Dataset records
▬▬▬

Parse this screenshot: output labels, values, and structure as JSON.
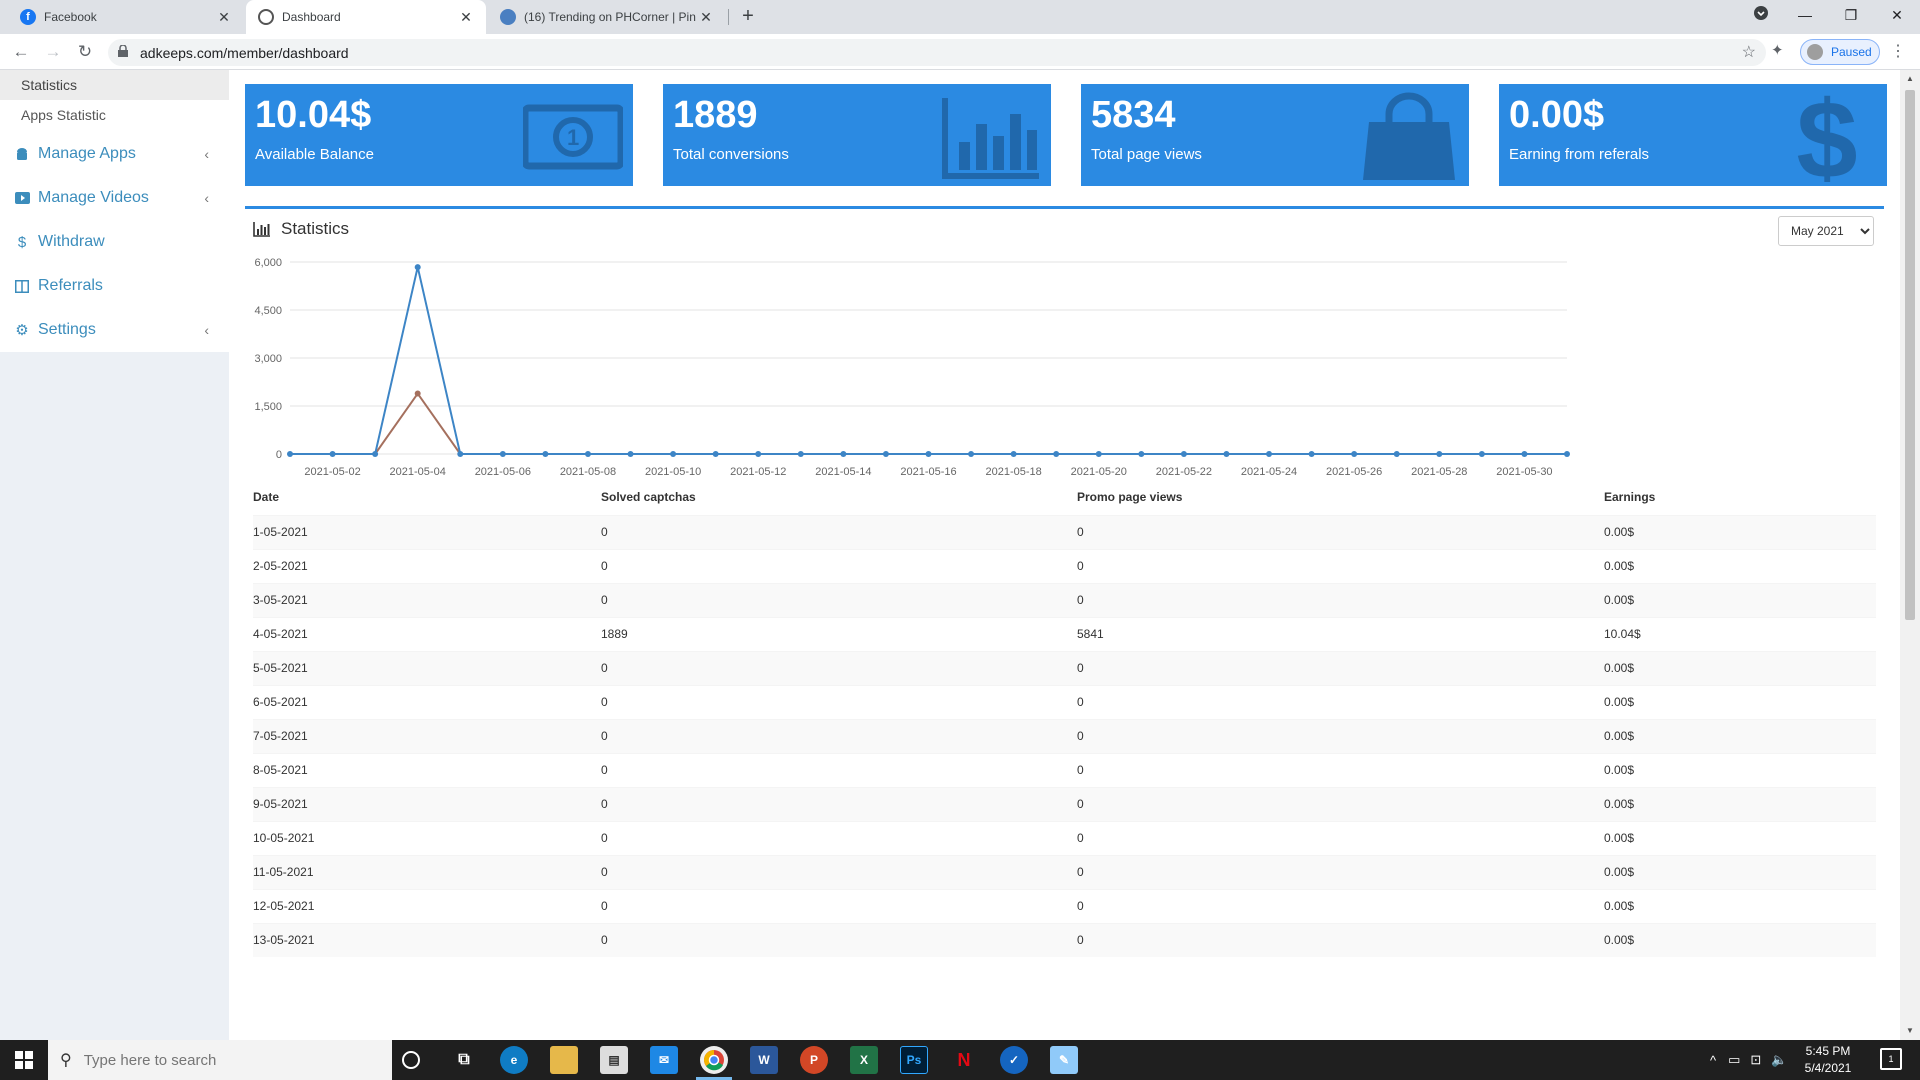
{
  "browser": {
    "tabs": [
      {
        "title": "Facebook",
        "icon": "facebook-icon",
        "color": "#1877f2"
      },
      {
        "title": "Dashboard",
        "icon": "chrome-page-icon",
        "active": true
      },
      {
        "title": "(16) Trending on PHCorner | Pin",
        "icon": "phcorner-icon",
        "color": "#4a7fc1"
      }
    ],
    "url": "adkeeps.com/member/dashboard",
    "profile_label": "Paused"
  },
  "sidebar": {
    "sub_items": [
      "Statistics",
      "Apps Statistic"
    ],
    "items": [
      {
        "label": "Manage Apps",
        "icon": "android-icon",
        "has_chevron": true
      },
      {
        "label": "Manage Videos",
        "icon": "video-icon",
        "has_chevron": true
      },
      {
        "label": "Withdraw",
        "icon": "dollar-icon",
        "has_chevron": false
      },
      {
        "label": "Referrals",
        "icon": "columns-icon",
        "has_chevron": false
      },
      {
        "label": "Settings",
        "icon": "gears-icon",
        "has_chevron": true
      }
    ]
  },
  "cards": [
    {
      "value": "10.04$",
      "label": "Available Balance",
      "icon": "money-bill-icon"
    },
    {
      "value": "1889",
      "label": "Total conversions",
      "icon": "bar-chart-icon"
    },
    {
      "value": "5834",
      "label": "Total page views",
      "icon": "shopping-bag-icon"
    },
    {
      "value": "0.00$",
      "label": "Earning from referals",
      "icon": "dollar-icon"
    }
  ],
  "statistics": {
    "title": "Statistics",
    "month": "May 2021",
    "table": {
      "headers": [
        "Date",
        "Solved captchas",
        "Promo page views",
        "Earnings"
      ],
      "rows": [
        [
          "1-05-2021",
          "0",
          "0",
          "0.00$"
        ],
        [
          "2-05-2021",
          "0",
          "0",
          "0.00$"
        ],
        [
          "3-05-2021",
          "0",
          "0",
          "0.00$"
        ],
        [
          "4-05-2021",
          "1889",
          "5841",
          "10.04$"
        ],
        [
          "5-05-2021",
          "0",
          "0",
          "0.00$"
        ],
        [
          "6-05-2021",
          "0",
          "0",
          "0.00$"
        ],
        [
          "7-05-2021",
          "0",
          "0",
          "0.00$"
        ],
        [
          "8-05-2021",
          "0",
          "0",
          "0.00$"
        ],
        [
          "9-05-2021",
          "0",
          "0",
          "0.00$"
        ],
        [
          "10-05-2021",
          "0",
          "0",
          "0.00$"
        ],
        [
          "11-05-2021",
          "0",
          "0",
          "0.00$"
        ],
        [
          "12-05-2021",
          "0",
          "0",
          "0.00$"
        ],
        [
          "13-05-2021",
          "0",
          "0",
          "0.00$"
        ]
      ]
    }
  },
  "chart_data": {
    "type": "line",
    "x": [
      "2021-05-01",
      "2021-05-02",
      "2021-05-03",
      "2021-05-04",
      "2021-05-05",
      "2021-05-06",
      "2021-05-07",
      "2021-05-08",
      "2021-05-09",
      "2021-05-10",
      "2021-05-11",
      "2021-05-12",
      "2021-05-13",
      "2021-05-14",
      "2021-05-15",
      "2021-05-16",
      "2021-05-17",
      "2021-05-18",
      "2021-05-19",
      "2021-05-20",
      "2021-05-21",
      "2021-05-22",
      "2021-05-23",
      "2021-05-24",
      "2021-05-25",
      "2021-05-26",
      "2021-05-27",
      "2021-05-28",
      "2021-05-29",
      "2021-05-30",
      "2021-05-31"
    ],
    "x_tick_labels": [
      "2021-05-02",
      "2021-05-04",
      "2021-05-06",
      "2021-05-08",
      "2021-05-10",
      "2021-05-12",
      "2021-05-14",
      "2021-05-16",
      "2021-05-18",
      "2021-05-20",
      "2021-05-22",
      "2021-05-24",
      "2021-05-26",
      "2021-05-28",
      "2021-05-30"
    ],
    "series": [
      {
        "color": "#3d85c6",
        "values": [
          0,
          0,
          0,
          5841,
          0,
          0,
          0,
          0,
          0,
          0,
          0,
          0,
          0,
          0,
          0,
          0,
          0,
          0,
          0,
          0,
          0,
          0,
          0,
          0,
          0,
          0,
          0,
          0,
          0,
          0,
          0
        ]
      },
      {
        "color": "#a5705e",
        "values": [
          0,
          0,
          0,
          1889,
          0,
          0,
          0,
          0,
          0,
          0,
          0,
          0,
          0,
          0,
          0,
          0,
          0,
          0,
          0,
          0,
          0,
          0,
          0,
          0,
          0,
          0,
          0,
          0,
          0,
          0,
          0
        ]
      }
    ],
    "ylim": [
      0,
      6000
    ],
    "y_ticks": [
      "0",
      "1,500",
      "3,000",
      "4,500",
      "6,000"
    ],
    "grid": true
  },
  "taskbar": {
    "search_placeholder": "Type here to search",
    "time": "5:45 PM",
    "date": "5/4/2021",
    "notification_count": "1"
  }
}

▬▬▬

→ What to produce
Exclude the pictures, and transcribe all of the material exactly.

→ Answer for this exercise
Parse this screenshot: output labels, values, and structure as JSON.
{
  "browser": {
    "tabs": [
      {
        "title": "Facebook",
        "icon": "facebook-icon",
        "color": "#1877f2"
      },
      {
        "title": "Dashboard",
        "icon": "chrome-page-icon",
        "active": true
      },
      {
        "title": "(16) Trending on PHCorner | Pin",
        "icon": "phcorner-icon",
        "color": "#4a7fc1"
      }
    ],
    "url": "adkeeps.com/member/dashboard",
    "profile_label": "Paused"
  },
  "sidebar": {
    "sub_items": [
      "Statistics",
      "Apps Statistic"
    ],
    "items": [
      {
        "label": "Manage Apps",
        "icon": "android-icon",
        "has_chevron": true
      },
      {
        "label": "Manage Videos",
        "icon": "video-icon",
        "has_chevron": true
      },
      {
        "label": "Withdraw",
        "icon": "dollar-icon",
        "has_chevron": false
      },
      {
        "label": "Referrals",
        "icon": "columns-icon",
        "has_chevron": false
      },
      {
        "label": "Settings",
        "icon": "gears-icon",
        "has_chevron": true
      }
    ]
  },
  "cards": [
    {
      "value": "10.04$",
      "label": "Available Balance",
      "icon": "money-bill-icon"
    },
    {
      "value": "1889",
      "label": "Total conversions",
      "icon": "bar-chart-icon"
    },
    {
      "value": "5834",
      "label": "Total page views",
      "icon": "shopping-bag-icon"
    },
    {
      "value": "0.00$",
      "label": "Earning from referals",
      "icon": "dollar-icon"
    }
  ],
  "statistics": {
    "title": "Statistics",
    "month": "May 2021",
    "table": {
      "headers": [
        "Date",
        "Solved captchas",
        "Promo page views",
        "Earnings"
      ],
      "rows": [
        [
          "1-05-2021",
          "0",
          "0",
          "0.00$"
        ],
        [
          "2-05-2021",
          "0",
          "0",
          "0.00$"
        ],
        [
          "3-05-2021",
          "0",
          "0",
          "0.00$"
        ],
        [
          "4-05-2021",
          "1889",
          "5841",
          "10.04$"
        ],
        [
          "5-05-2021",
          "0",
          "0",
          "0.00$"
        ],
        [
          "6-05-2021",
          "0",
          "0",
          "0.00$"
        ],
        [
          "7-05-2021",
          "0",
          "0",
          "0.00$"
        ],
        [
          "8-05-2021",
          "0",
          "0",
          "0.00$"
        ],
        [
          "9-05-2021",
          "0",
          "0",
          "0.00$"
        ],
        [
          "10-05-2021",
          "0",
          "0",
          "0.00$"
        ],
        [
          "11-05-2021",
          "0",
          "0",
          "0.00$"
        ],
        [
          "12-05-2021",
          "0",
          "0",
          "0.00$"
        ],
        [
          "13-05-2021",
          "0",
          "0",
          "0.00$"
        ]
      ]
    }
  },
  "chart_data": {
    "type": "line",
    "x": [
      "2021-05-01",
      "2021-05-02",
      "2021-05-03",
      "2021-05-04",
      "2021-05-05",
      "2021-05-06",
      "2021-05-07",
      "2021-05-08",
      "2021-05-09",
      "2021-05-10",
      "2021-05-11",
      "2021-05-12",
      "2021-05-13",
      "2021-05-14",
      "2021-05-15",
      "2021-05-16",
      "2021-05-17",
      "2021-05-18",
      "2021-05-19",
      "2021-05-20",
      "2021-05-21",
      "2021-05-22",
      "2021-05-23",
      "2021-05-24",
      "2021-05-25",
      "2021-05-26",
      "2021-05-27",
      "2021-05-28",
      "2021-05-29",
      "2021-05-30",
      "2021-05-31"
    ],
    "x_tick_labels": [
      "2021-05-02",
      "2021-05-04",
      "2021-05-06",
      "2021-05-08",
      "2021-05-10",
      "2021-05-12",
      "2021-05-14",
      "2021-05-16",
      "2021-05-18",
      "2021-05-20",
      "2021-05-22",
      "2021-05-24",
      "2021-05-26",
      "2021-05-28",
      "2021-05-30"
    ],
    "series": [
      {
        "color": "#3d85c6",
        "values": [
          0,
          0,
          0,
          5841,
          0,
          0,
          0,
          0,
          0,
          0,
          0,
          0,
          0,
          0,
          0,
          0,
          0,
          0,
          0,
          0,
          0,
          0,
          0,
          0,
          0,
          0,
          0,
          0,
          0,
          0,
          0
        ]
      },
      {
        "color": "#a5705e",
        "values": [
          0,
          0,
          0,
          1889,
          0,
          0,
          0,
          0,
          0,
          0,
          0,
          0,
          0,
          0,
          0,
          0,
          0,
          0,
          0,
          0,
          0,
          0,
          0,
          0,
          0,
          0,
          0,
          0,
          0,
          0,
          0
        ]
      }
    ],
    "ylim": [
      0,
      6000
    ],
    "y_ticks": [
      "0",
      "1,500",
      "3,000",
      "4,500",
      "6,000"
    ],
    "grid": true
  },
  "taskbar": {
    "search_placeholder": "Type here to search",
    "time": "5:45 PM",
    "date": "5/4/2021",
    "notification_count": "1"
  }
}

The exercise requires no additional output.